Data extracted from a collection
* start *

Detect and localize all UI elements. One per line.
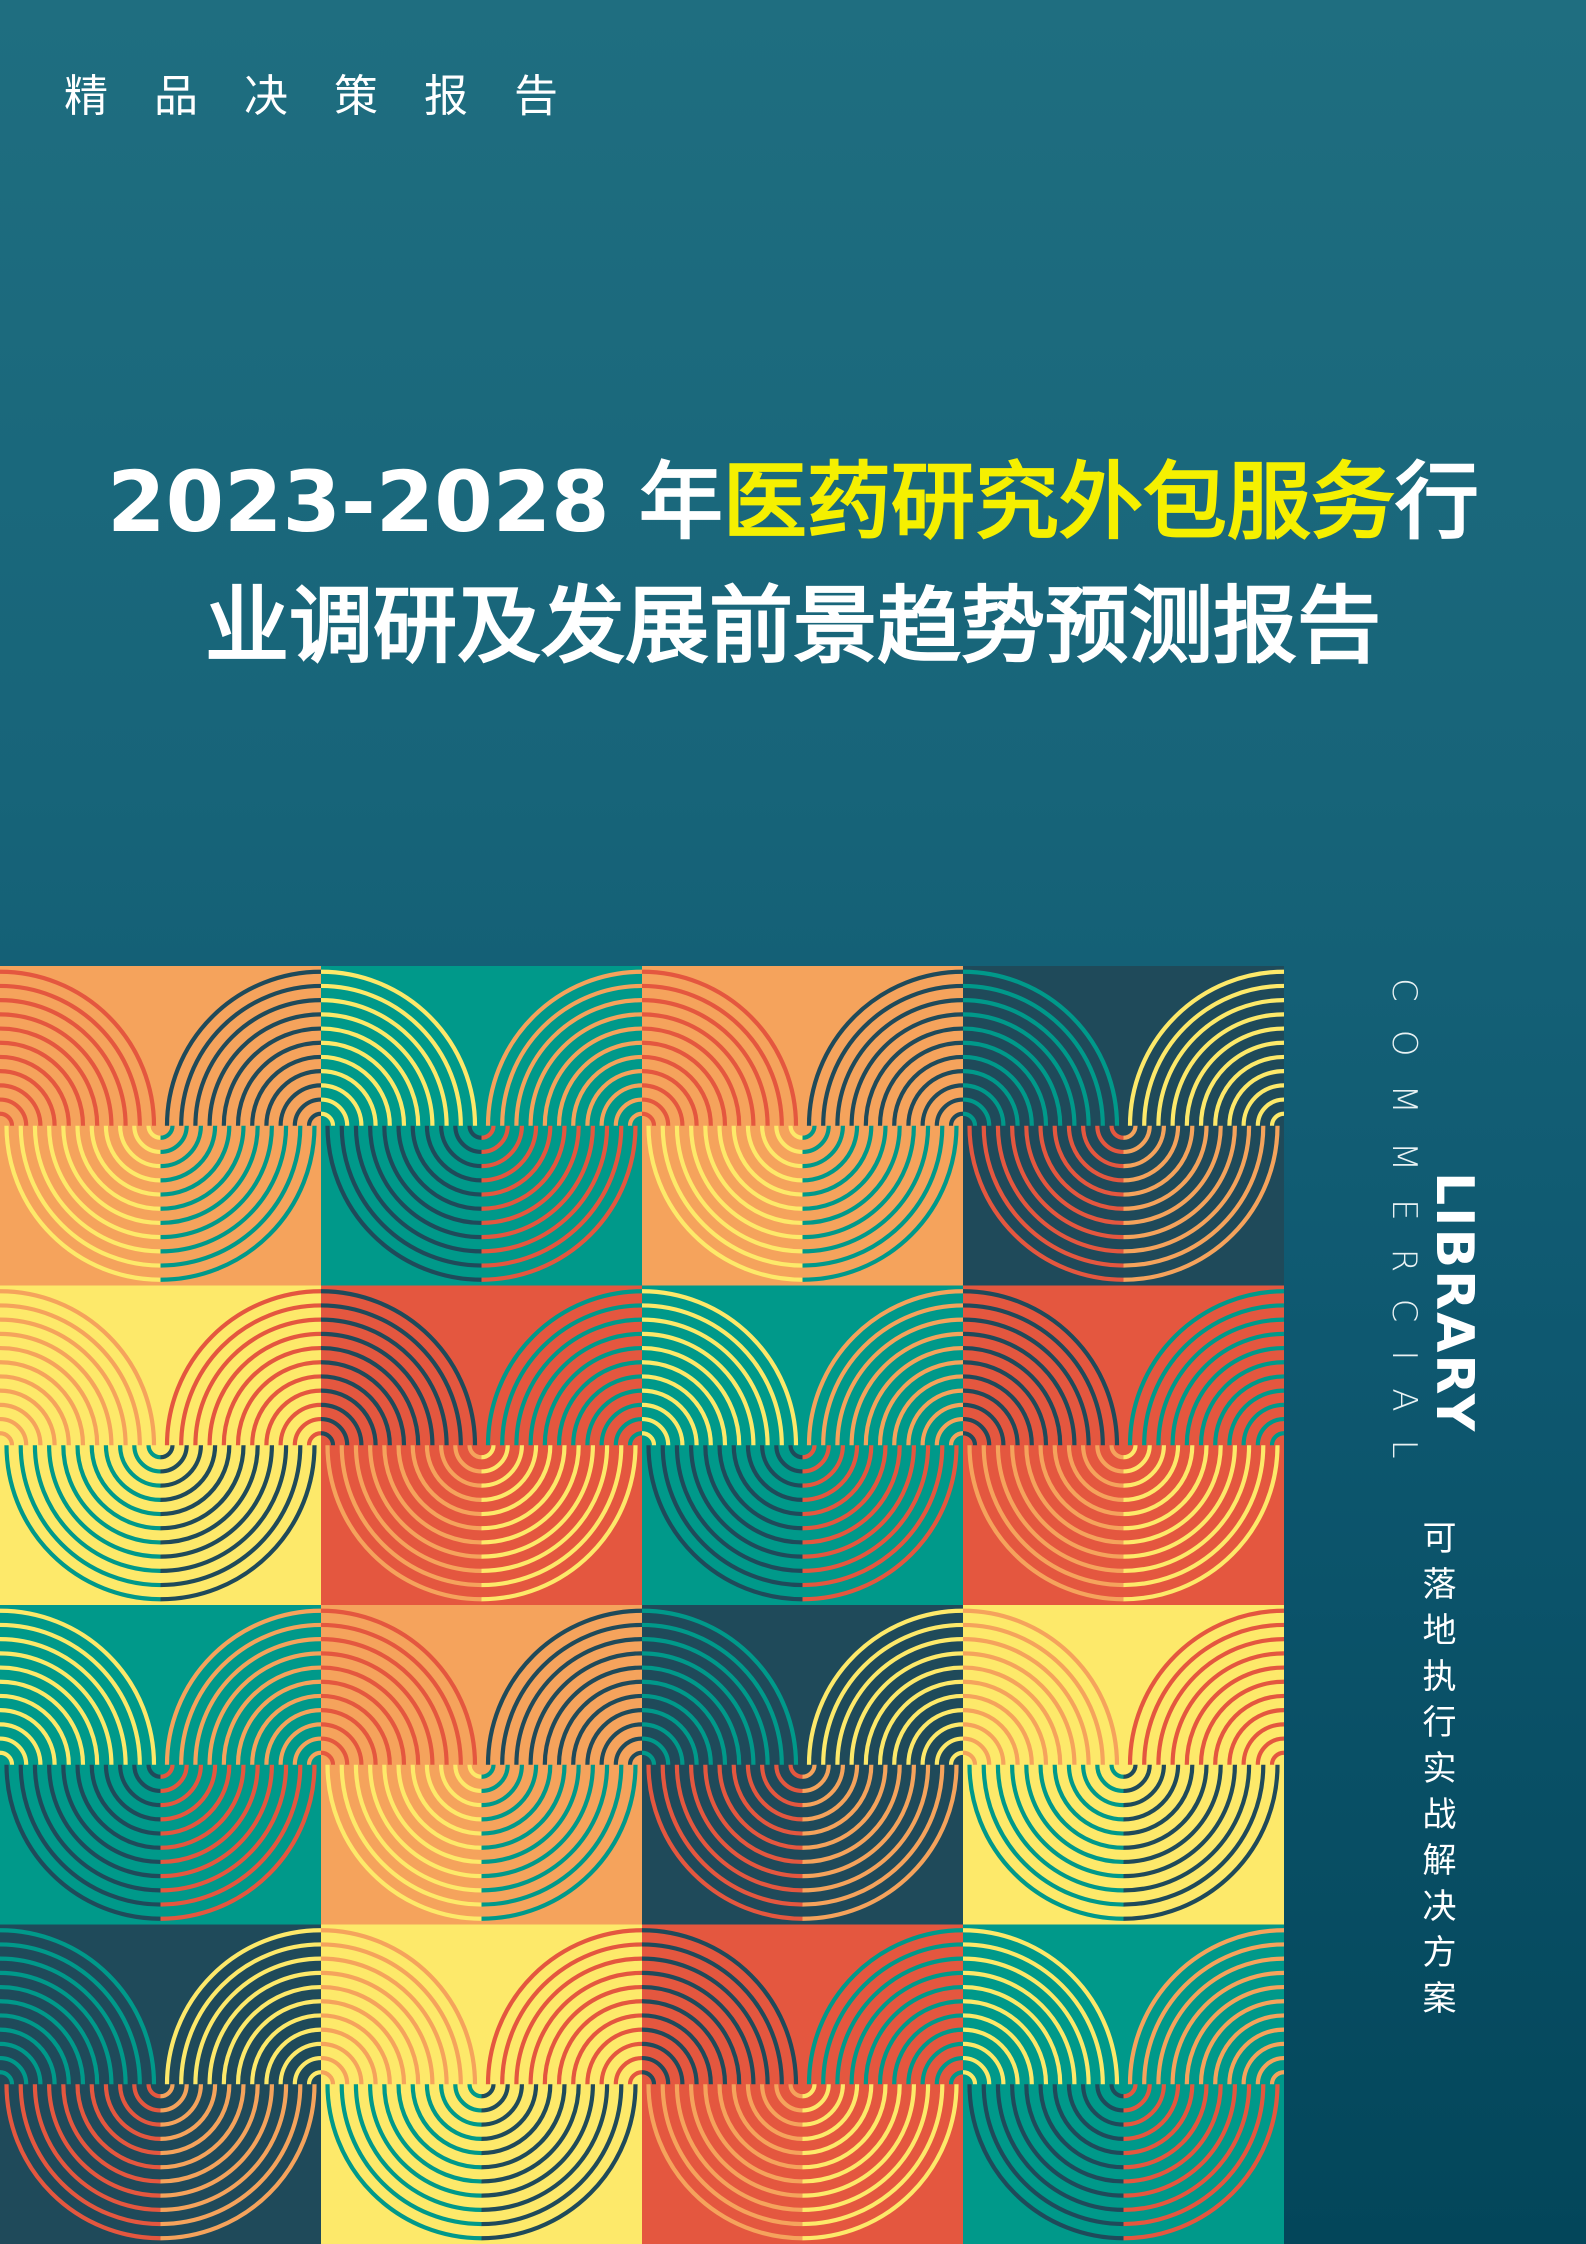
concentric-arcs: [642, 1928, 799, 2085]
title-suffix: 行: [1394, 453, 1479, 551]
concentric-arcs: [481, 1445, 638, 1602]
concentric-arcs: [802, 1764, 959, 1921]
concentric-arcs: [321, 1289, 478, 1446]
pattern-tile: [321, 966, 643, 1287]
pattern-tile: [963, 1605, 1284, 1926]
slogan: 可落地执行实战解决方案: [1416, 1520, 1456, 2026]
pattern-tile: [642, 1605, 964, 1926]
title-industry: 医药研究外包服务: [722, 453, 1395, 551]
concentric-arcs: [481, 1764, 638, 1921]
concentric-arcs: [963, 1608, 1120, 1765]
series-label: 精品决策报告: [64, 71, 604, 122]
concentric-arcs: [963, 1289, 1120, 1446]
concentric-arcs: [963, 969, 1120, 1126]
concentric-arcs: [642, 1289, 799, 1446]
title-line-2: 业调研及发展前景趋势预测报告: [204, 577, 1381, 675]
concentric-arcs: [4, 2084, 161, 2241]
concentric-arcs: [160, 1445, 317, 1602]
brand-commercial: COMMERCIAL: [1384, 978, 1424, 1487]
pattern-tile: [963, 1924, 1284, 2244]
pattern-tile: [642, 966, 964, 1287]
title-years: 2023-2028 年: [107, 453, 723, 551]
report-title: 2023-2028 年医药研究外包服务行 业调研及发展前景趋势预测报告: [0, 440, 1586, 688]
concentric-arcs: [321, 969, 478, 1126]
concentric-arcs: [0, 1289, 157, 1446]
decorative-arc-pattern: [0, 966, 1284, 2244]
concentric-arcs: [160, 2084, 317, 2241]
concentric-arcs: [160, 1764, 317, 1921]
concentric-arcs: [642, 969, 799, 1126]
concentric-arcs: [1123, 1125, 1280, 1282]
pattern-tile: [963, 966, 1284, 1287]
concentric-arcs: [1123, 1764, 1280, 1921]
pattern-tile: [321, 1605, 643, 1926]
concentric-arcs: [4, 1445, 161, 1602]
concentric-arcs: [0, 1928, 157, 2085]
concentric-arcs: [802, 2084, 959, 2241]
concentric-arcs: [321, 1608, 478, 1765]
brand-library: LIBRARY: [1424, 1172, 1484, 1434]
concentric-arcs: [802, 1445, 959, 1602]
concentric-arcs: [963, 1928, 1120, 2085]
concentric-arcs: [642, 1608, 799, 1765]
concentric-arcs: [802, 1125, 959, 1282]
concentric-arcs: [160, 1125, 317, 1282]
concentric-arcs: [4, 1125, 161, 1282]
concentric-arcs: [1123, 1445, 1280, 1602]
pattern-tile: [0, 966, 322, 1287]
concentric-arcs: [321, 1928, 478, 2085]
concentric-arcs: [1123, 2084, 1280, 2241]
title-line-1: 2023-2028 年医药研究外包服务行: [0, 440, 1586, 564]
concentric-arcs: [4, 1764, 161, 1921]
concentric-arcs: [0, 1608, 157, 1765]
concentric-arcs: [481, 2084, 638, 2241]
pattern-tile: [0, 1605, 322, 1926]
concentric-arcs: [481, 1125, 638, 1282]
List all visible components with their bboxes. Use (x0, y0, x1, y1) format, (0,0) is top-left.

* end *

■ What the task asks
Starting with the line with "concentric-arcs: [642, 1928, 799, 2085]" and going on through the line with "concentric-arcs: [642, 1289, 799, 1446]", switch "pattern-tile" to "pattern-block" and leave everything else unchanged. Give back only those lines.

■ Answer for the task
concentric-arcs: [642, 1928, 799, 2085]
title-suffix: 行: [1394, 453, 1479, 551]
concentric-arcs: [481, 1445, 638, 1602]
concentric-arcs: [802, 1764, 959, 1921]
concentric-arcs: [321, 1289, 478, 1446]
pattern-block: [321, 966, 643, 1287]
pattern-block: [963, 1605, 1284, 1926]
slogan: 可落地执行实战解决方案: [1416, 1520, 1456, 2026]
pattern-block: [642, 1605, 964, 1926]
title-industry: 医药研究外包服务: [722, 453, 1395, 551]
concentric-arcs: [481, 1764, 638, 1921]
concentric-arcs: [963, 1608, 1120, 1765]
series-label: 精品决策报告: [64, 71, 604, 122]
concentric-arcs: [963, 1289, 1120, 1446]
concentric-arcs: [963, 969, 1120, 1126]
concentric-arcs: [642, 1289, 799, 1446]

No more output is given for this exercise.